### Exercise task
Reproduce each of the following items verbatim, leaving every character unchanged.

-- begin Records shown --

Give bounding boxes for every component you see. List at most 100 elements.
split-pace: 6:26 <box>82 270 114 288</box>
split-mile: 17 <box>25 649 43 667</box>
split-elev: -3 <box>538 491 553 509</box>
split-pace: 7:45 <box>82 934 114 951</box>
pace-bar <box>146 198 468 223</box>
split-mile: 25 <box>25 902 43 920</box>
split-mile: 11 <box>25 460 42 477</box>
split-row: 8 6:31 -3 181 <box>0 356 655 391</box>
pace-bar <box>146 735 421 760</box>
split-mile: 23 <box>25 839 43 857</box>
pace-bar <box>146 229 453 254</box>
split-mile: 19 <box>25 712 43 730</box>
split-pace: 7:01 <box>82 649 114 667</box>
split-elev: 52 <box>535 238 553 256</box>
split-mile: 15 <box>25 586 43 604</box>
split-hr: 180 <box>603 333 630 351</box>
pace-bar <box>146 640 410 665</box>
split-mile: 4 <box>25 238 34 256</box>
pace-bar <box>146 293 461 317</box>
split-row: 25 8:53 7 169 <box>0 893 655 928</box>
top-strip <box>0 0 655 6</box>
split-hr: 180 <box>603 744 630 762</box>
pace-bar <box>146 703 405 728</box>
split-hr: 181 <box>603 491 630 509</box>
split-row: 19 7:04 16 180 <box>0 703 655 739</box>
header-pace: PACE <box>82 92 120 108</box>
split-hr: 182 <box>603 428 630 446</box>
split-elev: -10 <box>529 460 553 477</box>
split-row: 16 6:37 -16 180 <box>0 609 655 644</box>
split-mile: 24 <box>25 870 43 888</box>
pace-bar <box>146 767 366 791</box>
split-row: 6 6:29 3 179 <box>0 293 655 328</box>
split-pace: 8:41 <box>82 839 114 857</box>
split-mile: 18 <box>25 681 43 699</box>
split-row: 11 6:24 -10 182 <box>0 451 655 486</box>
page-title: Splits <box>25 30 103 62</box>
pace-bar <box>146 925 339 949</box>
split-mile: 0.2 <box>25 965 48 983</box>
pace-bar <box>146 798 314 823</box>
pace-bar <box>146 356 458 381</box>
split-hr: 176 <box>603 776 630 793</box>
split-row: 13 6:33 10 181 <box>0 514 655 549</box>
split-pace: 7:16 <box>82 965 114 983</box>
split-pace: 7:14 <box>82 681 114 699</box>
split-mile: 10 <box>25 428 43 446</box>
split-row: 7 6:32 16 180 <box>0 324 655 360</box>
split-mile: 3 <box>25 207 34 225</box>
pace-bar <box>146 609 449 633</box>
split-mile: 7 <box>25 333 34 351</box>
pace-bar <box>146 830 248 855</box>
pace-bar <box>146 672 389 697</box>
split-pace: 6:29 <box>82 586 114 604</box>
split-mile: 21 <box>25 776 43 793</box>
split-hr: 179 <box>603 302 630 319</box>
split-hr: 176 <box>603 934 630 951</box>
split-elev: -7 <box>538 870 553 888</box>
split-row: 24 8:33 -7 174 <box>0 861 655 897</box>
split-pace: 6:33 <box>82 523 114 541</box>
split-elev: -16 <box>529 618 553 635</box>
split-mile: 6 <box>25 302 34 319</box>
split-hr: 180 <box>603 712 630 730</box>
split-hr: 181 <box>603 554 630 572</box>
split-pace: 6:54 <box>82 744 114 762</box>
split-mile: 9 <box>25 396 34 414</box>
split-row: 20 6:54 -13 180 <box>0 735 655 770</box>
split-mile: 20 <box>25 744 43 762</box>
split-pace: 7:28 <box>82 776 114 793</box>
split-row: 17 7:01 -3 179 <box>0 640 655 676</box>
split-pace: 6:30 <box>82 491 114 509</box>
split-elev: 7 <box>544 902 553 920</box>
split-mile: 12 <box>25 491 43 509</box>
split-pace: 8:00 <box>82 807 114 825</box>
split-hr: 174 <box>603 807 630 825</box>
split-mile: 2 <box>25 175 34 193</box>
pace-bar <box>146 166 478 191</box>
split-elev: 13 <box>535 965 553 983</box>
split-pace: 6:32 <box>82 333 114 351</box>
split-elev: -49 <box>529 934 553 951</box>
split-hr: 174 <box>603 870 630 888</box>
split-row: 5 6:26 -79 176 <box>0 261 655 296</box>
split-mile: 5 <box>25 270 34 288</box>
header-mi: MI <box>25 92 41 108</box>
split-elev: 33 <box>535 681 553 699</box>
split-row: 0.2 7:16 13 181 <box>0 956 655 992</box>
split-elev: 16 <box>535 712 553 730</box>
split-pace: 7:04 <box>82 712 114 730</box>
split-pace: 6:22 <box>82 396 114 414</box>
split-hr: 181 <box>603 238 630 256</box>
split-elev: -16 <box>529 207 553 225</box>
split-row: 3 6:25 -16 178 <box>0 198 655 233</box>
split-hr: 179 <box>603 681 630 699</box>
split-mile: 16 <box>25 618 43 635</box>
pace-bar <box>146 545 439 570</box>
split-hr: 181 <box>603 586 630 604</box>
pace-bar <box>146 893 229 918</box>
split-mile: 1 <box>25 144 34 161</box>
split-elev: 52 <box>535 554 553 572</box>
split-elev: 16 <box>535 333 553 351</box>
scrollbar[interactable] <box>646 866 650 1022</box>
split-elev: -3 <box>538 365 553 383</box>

-- end Records shown --

### Task result
Give bounding boxes for every component you see. List at most 100 elements.
split-pace: 6:26 <box>82 270 114 288</box>
split-mile: 17 <box>25 649 43 667</box>
split-elev: -3 <box>538 491 553 509</box>
split-pace: 7:45 <box>82 934 114 951</box>
pace-bar <box>146 198 468 223</box>
split-mile: 25 <box>25 902 43 920</box>
split-mile: 11 <box>25 460 42 477</box>
split-row: 8 6:31 -3 181 <box>0 356 655 391</box>
pace-bar <box>146 735 421 760</box>
split-mile: 23 <box>25 839 43 857</box>
pace-bar <box>146 229 453 254</box>
split-mile: 19 <box>25 712 43 730</box>
split-pace: 7:01 <box>82 649 114 667</box>
split-elev: 52 <box>535 238 553 256</box>
split-mile: 15 <box>25 586 43 604</box>
split-hr: 180 <box>603 333 630 351</box>
pace-bar <box>146 640 410 665</box>
split-mile: 4 <box>25 238 34 256</box>
pace-bar <box>146 293 461 317</box>
split-row: 25 8:53 7 169 <box>0 893 655 928</box>
top-strip <box>0 0 655 6</box>
split-hr: 180 <box>603 744 630 762</box>
pace-bar <box>146 703 405 728</box>
split-hr: 181 <box>603 491 630 509</box>
split-row: 19 7:04 16 180 <box>0 703 655 739</box>
header-pace: PACE <box>82 92 120 108</box>
split-hr: 182 <box>603 428 630 446</box>
split-elev: -10 <box>529 460 553 477</box>
split-row: 16 6:37 -16 180 <box>0 609 655 644</box>
split-mile: 24 <box>25 870 43 888</box>
pace-bar <box>146 767 366 791</box>
split-row: 6 6:29 3 179 <box>0 293 655 328</box>
split-pace: 8:41 <box>82 839 114 857</box>
split-mile: 18 <box>25 681 43 699</box>
split-row: 11 6:24 -10 182 <box>0 451 655 486</box>
page-title: Splits <box>25 30 103 62</box>
pace-bar <box>146 925 339 949</box>
split-mile: 0.2 <box>25 965 48 983</box>
pace-bar <box>146 798 314 823</box>
pace-bar <box>146 356 458 381</box>
split-hr: 176 <box>603 776 630 793</box>
split-row: 13 6:33 10 181 <box>0 514 655 549</box>
split-pace: 7:16 <box>82 965 114 983</box>
split-pace: 7:14 <box>82 681 114 699</box>
split-mile: 10 <box>25 428 43 446</box>
split-row: 7 6:32 16 180 <box>0 324 655 360</box>
split-mile: 3 <box>25 207 34 225</box>
pace-bar <box>146 609 449 633</box>
split-mile: 7 <box>25 333 34 351</box>
pace-bar <box>146 830 248 855</box>
pace-bar <box>146 672 389 697</box>
split-pace: 6:29 <box>82 586 114 604</box>
split-mile: 21 <box>25 776 43 793</box>
split-hr: 179 <box>603 302 630 319</box>
split-hr: 176 <box>603 934 630 951</box>
split-elev: -7 <box>538 870 553 888</box>
split-row: 24 8:33 -7 174 <box>0 861 655 897</box>
split-pace: 6:33 <box>82 523 114 541</box>
split-elev: -16 <box>529 618 553 635</box>
split-mile: 6 <box>25 302 34 319</box>
split-hr: 180 <box>603 712 630 730</box>
split-hr: 181 <box>603 554 630 572</box>
split-pace: 6:54 <box>82 744 114 762</box>
split-mile: 9 <box>25 396 34 414</box>
split-row: 20 6:54 -13 180 <box>0 735 655 770</box>
split-mile: 20 <box>25 744 43 762</box>
split-pace: 7:28 <box>82 776 114 793</box>
split-row: 17 7:01 -3 179 <box>0 640 655 676</box>
split-pace: 6:30 <box>82 491 114 509</box>
split-elev: 7 <box>544 902 553 920</box>
split-mile: 12 <box>25 491 43 509</box>
split-pace: 8:00 <box>82 807 114 825</box>
split-hr: 174 <box>603 807 630 825</box>
split-mile: 2 <box>25 175 34 193</box>
pace-bar <box>146 166 478 191</box>
split-elev: 13 <box>535 965 553 983</box>
split-pace: 6:32 <box>82 333 114 351</box>
split-elev: -49 <box>529 934 553 951</box>
split-hr: 174 <box>603 870 630 888</box>
split-row: 5 6:26 -79 176 <box>0 261 655 296</box>
split-mile: 5 <box>25 270 34 288</box>
header-mi: MI <box>25 92 41 108</box>
split-elev: 33 <box>535 681 553 699</box>
split-row: 0.2 7:16 13 181 <box>0 956 655 992</box>
split-elev: 16 <box>535 712 553 730</box>
split-pace: 7:04 <box>82 712 114 730</box>
split-pace: 6:22 <box>82 396 114 414</box>
split-hr: 181 <box>603 238 630 256</box>
split-elev: -16 <box>529 207 553 225</box>
split-row: 3 6:25 -16 178 <box>0 198 655 233</box>
split-hr: 179 <box>603 681 630 699</box>
split-mile: 16 <box>25 618 43 635</box>
pace-bar <box>146 545 439 570</box>
split-hr: 181 <box>603 586 630 604</box>
pace-bar <box>146 893 229 918</box>
split-mile: 1 <box>25 144 34 161</box>
split-elev: 52 <box>535 554 553 572</box>
split-elev: 16 <box>535 333 553 351</box>
scrollbar[interactable] <box>646 866 650 1022</box>
split-elev: -3 <box>538 365 553 383</box>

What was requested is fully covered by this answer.